Sur le site des « Matins », j’apprends en effet que cinq nouvelles recrues se partageront le créneau de 7h25 auparavant occupé par l’économiste Olivier Pastré. Ali Baddou, producteur et animateur de la tranche, accueillera le lundi Corinne Lepage sur l’écologie, le droit et la justice, le mardi Caroline Eliacheff sur la vie des nôtres (?), le mercredi Catherine Clément sur les cultures du monde, le jeudi Géraldine Mulhmann sur la presse et le journalisme, et le vendredi Rachida Brakni sur la culture. Je me garderai de critiquer les choix souverains de la direction – encore qu’il y aurait bien quelques petites méchanteries à dire.

Ma perplexité vient de ce que je ne vois pas vraiment la cohérence entre tous ces thèmes. Soudain, la lumière se fait : tous ces chroniqueurs sont des chroniqueuses. En d’autres termes, 7 h 25, c’est l’heure des nanas. Ce nouveau rendez-vous est une tournante – mais à la différence de celles que l’on pratique dans certaines caves, ce sont les femmes qui tourneront. J’imagine la réunion au cours de laquelle a émergé cette brillante idée et le ravissement des dames présentes.

Données présentées |
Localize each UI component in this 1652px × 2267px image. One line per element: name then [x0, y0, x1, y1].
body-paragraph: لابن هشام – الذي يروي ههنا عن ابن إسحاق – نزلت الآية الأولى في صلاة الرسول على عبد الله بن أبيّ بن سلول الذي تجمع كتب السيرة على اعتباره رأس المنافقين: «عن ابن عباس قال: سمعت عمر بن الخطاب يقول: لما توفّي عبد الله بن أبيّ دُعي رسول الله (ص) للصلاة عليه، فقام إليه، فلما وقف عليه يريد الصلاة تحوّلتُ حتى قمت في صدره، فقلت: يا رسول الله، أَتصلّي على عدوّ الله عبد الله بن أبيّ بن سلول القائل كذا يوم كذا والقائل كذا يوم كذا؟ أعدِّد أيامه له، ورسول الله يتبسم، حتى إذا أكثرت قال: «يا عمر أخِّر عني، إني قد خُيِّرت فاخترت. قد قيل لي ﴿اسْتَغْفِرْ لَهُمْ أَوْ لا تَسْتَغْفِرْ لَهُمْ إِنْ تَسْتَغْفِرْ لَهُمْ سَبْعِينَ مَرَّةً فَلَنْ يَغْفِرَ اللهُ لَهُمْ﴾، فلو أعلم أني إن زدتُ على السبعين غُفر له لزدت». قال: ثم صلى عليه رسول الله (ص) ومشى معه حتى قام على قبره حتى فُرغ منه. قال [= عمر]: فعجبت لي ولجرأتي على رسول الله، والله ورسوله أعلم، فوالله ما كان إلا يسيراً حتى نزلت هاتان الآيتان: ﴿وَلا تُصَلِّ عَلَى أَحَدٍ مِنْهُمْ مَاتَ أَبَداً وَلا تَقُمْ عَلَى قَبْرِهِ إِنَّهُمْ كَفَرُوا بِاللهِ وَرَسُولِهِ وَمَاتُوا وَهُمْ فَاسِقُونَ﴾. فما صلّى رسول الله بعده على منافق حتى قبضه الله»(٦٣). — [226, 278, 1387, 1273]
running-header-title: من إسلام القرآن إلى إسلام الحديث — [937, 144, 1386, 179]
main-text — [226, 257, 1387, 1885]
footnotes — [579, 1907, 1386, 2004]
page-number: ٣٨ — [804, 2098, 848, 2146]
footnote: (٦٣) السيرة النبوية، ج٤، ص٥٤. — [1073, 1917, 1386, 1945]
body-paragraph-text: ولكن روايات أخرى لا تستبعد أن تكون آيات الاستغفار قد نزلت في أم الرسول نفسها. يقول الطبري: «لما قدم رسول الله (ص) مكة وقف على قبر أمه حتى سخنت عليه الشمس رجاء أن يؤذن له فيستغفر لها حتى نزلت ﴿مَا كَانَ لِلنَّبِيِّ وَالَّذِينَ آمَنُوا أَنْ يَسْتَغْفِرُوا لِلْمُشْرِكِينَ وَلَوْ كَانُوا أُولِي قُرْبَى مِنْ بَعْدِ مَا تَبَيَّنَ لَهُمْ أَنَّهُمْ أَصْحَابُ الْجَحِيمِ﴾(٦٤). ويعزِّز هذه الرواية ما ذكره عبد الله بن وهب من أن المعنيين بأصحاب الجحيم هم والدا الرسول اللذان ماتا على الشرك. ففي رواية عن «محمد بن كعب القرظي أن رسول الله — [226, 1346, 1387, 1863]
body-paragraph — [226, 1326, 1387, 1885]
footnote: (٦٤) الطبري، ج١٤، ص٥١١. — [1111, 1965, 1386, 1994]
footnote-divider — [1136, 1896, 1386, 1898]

Consigne |
Restituez sans aucune modification le passage du texte présenté qui s'ouvre sur les mots contenant « Sur le site » et se clôt sur « méchanteries à dire. ». Les données proviennent d'une autre source que le texte.

Réponse attendue |
Sur le site des « Matins », j’apprends en effet que cinq nouvelles recrues se partageront le créneau de 7h25 auparavant occupé par l’économiste Olivier Pastré. Ali Baddou, producteur et animateur de la tranche, accueillera le lundi Corinne Lepage sur l’écologie, le droit et la justice, le mardi Caroline Eliacheff sur la vie des nôtres (?), le mercredi Catherine Clément sur les cultures du monde, le jeudi Géraldine Mulhmann sur la presse et le journalisme, et le vendredi Rachida Brakni sur la culture. Je me garderai de critiquer les choix souverains de la direction – encore qu’il y aurait bien quelques petites méchanteries à dire.